- To be done
Return the number of lines that contain the word "JSON", and return nothing else.

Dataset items

* START *

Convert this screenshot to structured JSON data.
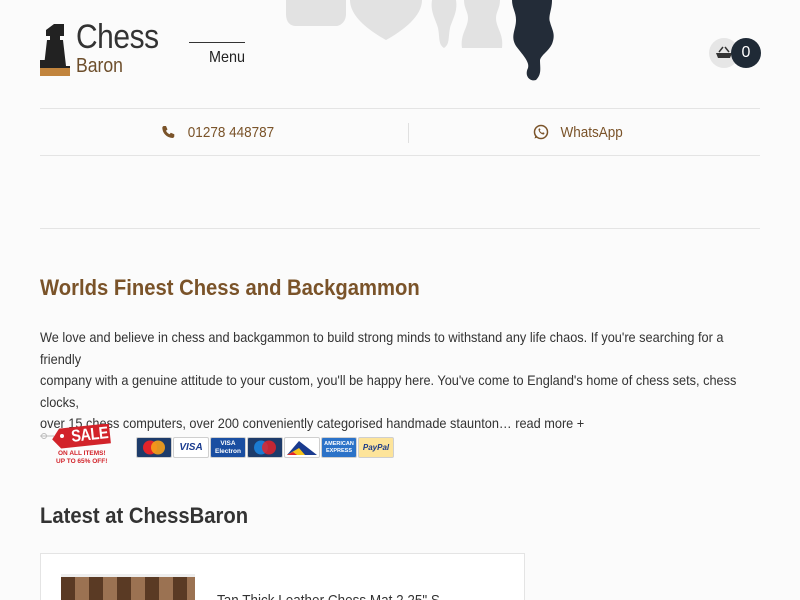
{
  "header": {
    "logo_chess": "Chess",
    "logo_baron": "Baron",
    "menu_label": "Menu",
    "cart_count": "0"
  },
  "contact": {
    "phone": "01278 448787",
    "whatsapp": "WhatsApp"
  },
  "main": {
    "title": "Worlds Finest Chess and Backgammon",
    "intro_line1": "We love and believe in chess and backgammon to build strong minds to withstand any life chaos. If you're searching for a friendly",
    "intro_line2": "company with a genuine attitude to your custom, you'll be happy here. You've come to England's home of chess sets, chess clocks,",
    "intro_line3": "over 15 chess computers, over 200 conveniently categorised handmade staunton…",
    "read_more": "read more +",
    "sale_text": "SALE",
    "sale_sub1": "ON ALL ITEMS!",
    "sale_sub2": "UP TO 65% OFF!",
    "payment_cards": [
      "MasterCard",
      "VISA",
      "VISA Electron",
      "Maestro",
      "DELTA",
      "AMERICAN EXPRESS",
      "PayPal"
    ],
    "latest_heading": "Latest at ChessBaron",
    "news_title": "Tan Thick Leather Chess Mat 2.25\" S..."
  },
  "colors": {
    "brand_brown": "#7a5329",
    "dark_navy": "#1f2a36",
    "sale_red": "#d2232a"
  }
}
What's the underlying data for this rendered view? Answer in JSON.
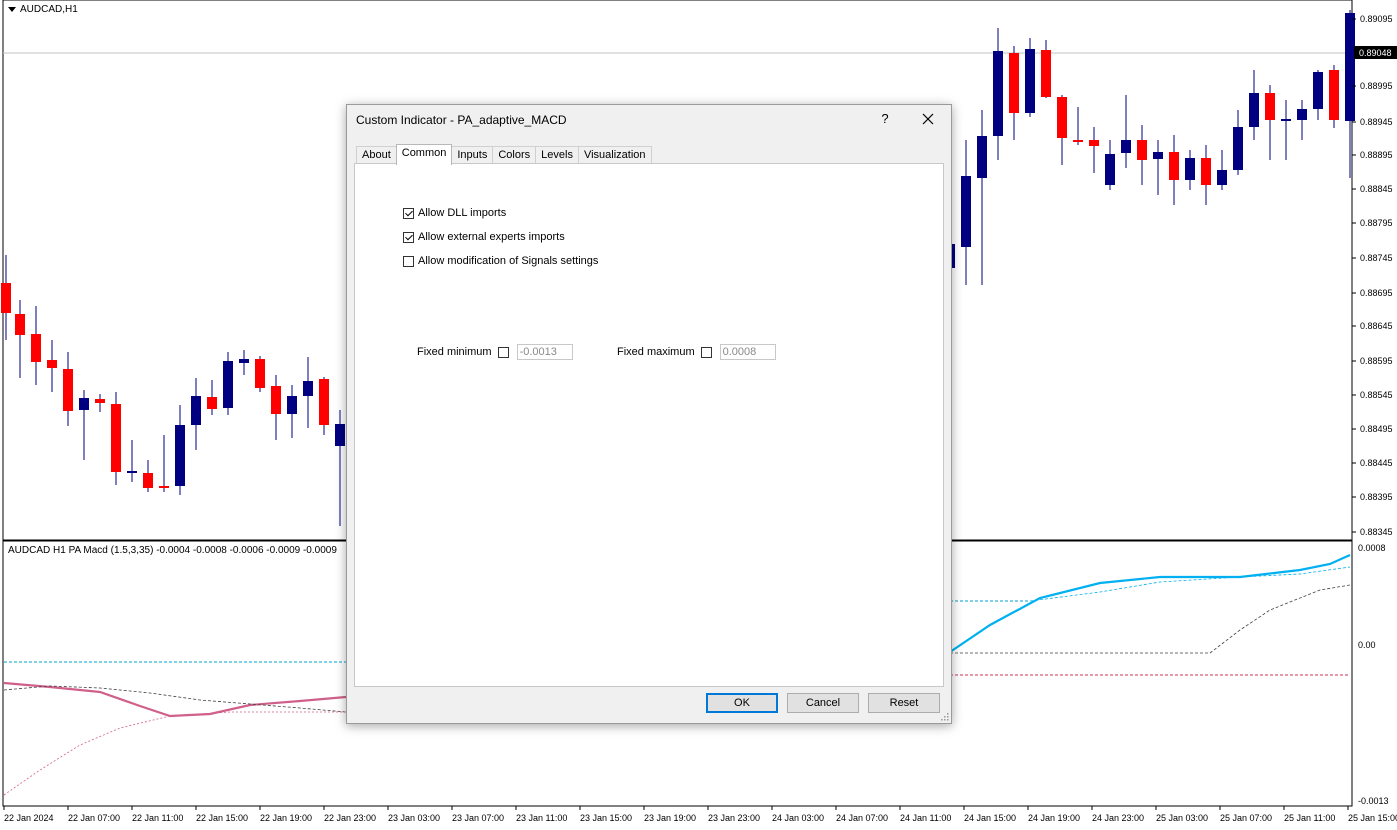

* END *

- Task result
2